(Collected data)
────

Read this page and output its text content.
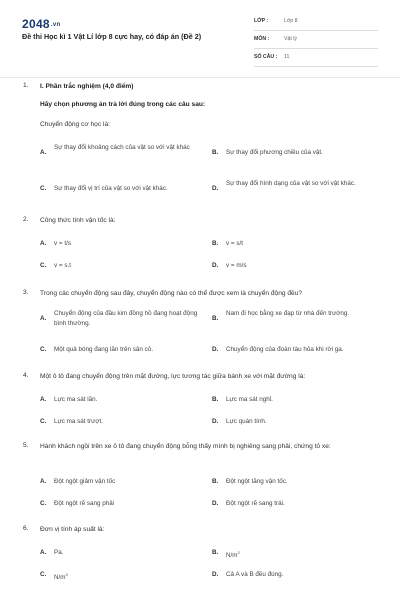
2048.vn
Đề thi Học kì 1 Vật Lí lớp 8 cực hay, có đáp án (Đề 2)
LỚP :	Lớp 8
MÔN :	Vật lý
SỐ CÂU : 11
1. I. Phần trắc nghiệm (4,0 điểm)
Hãy chọn phương án trả lời đúng trong các câu sau:
Chuyển động cơ học là:
A.
Sự thay đổi khoảng cách của vật so với vật khác
B. Sự thay đổi phương chiều của vật.
C. Sự thay đổi vị trí của vật so với vật khác.	D.
Sự thay đổi hình dạng của vật so với vật khác.
2. Công thức tính vận tốc là:
A. v = t/s	B. v = s/t
C. v = s.t	D. v = m/s
3. Trong các chuyển động sau đây, chuyển động nào có thể được xem là chuyển động đều?
A.
Chuyển động của đầu kim đồng hồ đang hoạt động bình thường.
B.
Nam đi học bằng xe đạp từ nhà đến trường.
C. Một quả bóng đang lăn trên sân cỏ.	D. Chuyển động của đoàn tàu hỏa khi rời ga.
4. Một ô tô đang chuyển động trên mặt đường, lực tương tác giữa bánh xe với mặt đường là:
A. Lực ma sát lăn.	B. Lực ma sát nghỉ.
C. Lực ma sát trượt.	D. Lực quán tính.
5. Hành khách ngồi trên xe ô tô đang chuyển động bỗng thấy mình bị nghiêng sang phải, chứng tỏ xe:
A. Đột ngột giảm vận tốc	B. Đột ngột tăng vận tốc.
C. Đột ngột rẽ sang phải	D. Đột ngột rẽ sang trái.
6. Đơn vị tính áp suất là:
A. Pa.	B. $N/m^2$
C. $N/m^3$	D. Cả A và B đều đúng.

────

__WHAT TO PRODUCE__.
Quote every record above exactly, leaving out the pictures.

__ANSWER TO THE EXERCISE__.
Read this page and output its text content.
2048.vn
Đề thi Học kì 1 Vật Lí lớp 8 cực hay, có đáp án (Đề 2)
LỚP :	Lớp 8
MÔN :	Vật lý
SỐ CÂU : 11
1. I. Phần trắc nghiệm (4,0 điểm)
Hãy chọn phương án trả lời đúng trong các câu sau:
Chuyển động cơ học là:
A.
Sự thay đổi khoảng cách của vật so với vật khác
B. Sự thay đổi phương chiều của vật.
C. Sự thay đổi vị trí của vật so với vật khác.	D.
Sự thay đổi hình dạng của vật so với vật khác.
2. Công thức tính vận tốc là:
A. v = t/s	B. v = s/t
C. v = s.t	D. v = m/s
3. Trong các chuyển động sau đây, chuyển động nào có thể được xem là chuyển động đều?
A.
Chuyển động của đầu kim đồng hồ đang hoạt động bình thường.
B.
Nam đi học bằng xe đạp từ nhà đến trường.
C. Một quả bóng đang lăn trên sân cỏ.	D. Chuyển động của đoàn tàu hỏa khi rời ga.
4. Một ô tô đang chuyển động trên mặt đường, lực tương tác giữa bánh xe với mặt đường là:
A. Lực ma sát lăn.	B. Lực ma sát nghỉ.
C. Lực ma sát trượt.	D. Lực quán tính.
5. Hành khách ngồi trên xe ô tô đang chuyển động bỗng thấy mình bị nghiêng sang phải, chứng tỏ xe:
A. Đột ngột giảm vận tốc	B. Đột ngột tăng vận tốc.
C. Đột ngột rẽ sang phải	D. Đột ngột rẽ sang trái.
6. Đơn vị tính áp suất là:
A. Pa.	B. $N/m^2$
C. $N/m^3$	D. Cả A và B đều đúng.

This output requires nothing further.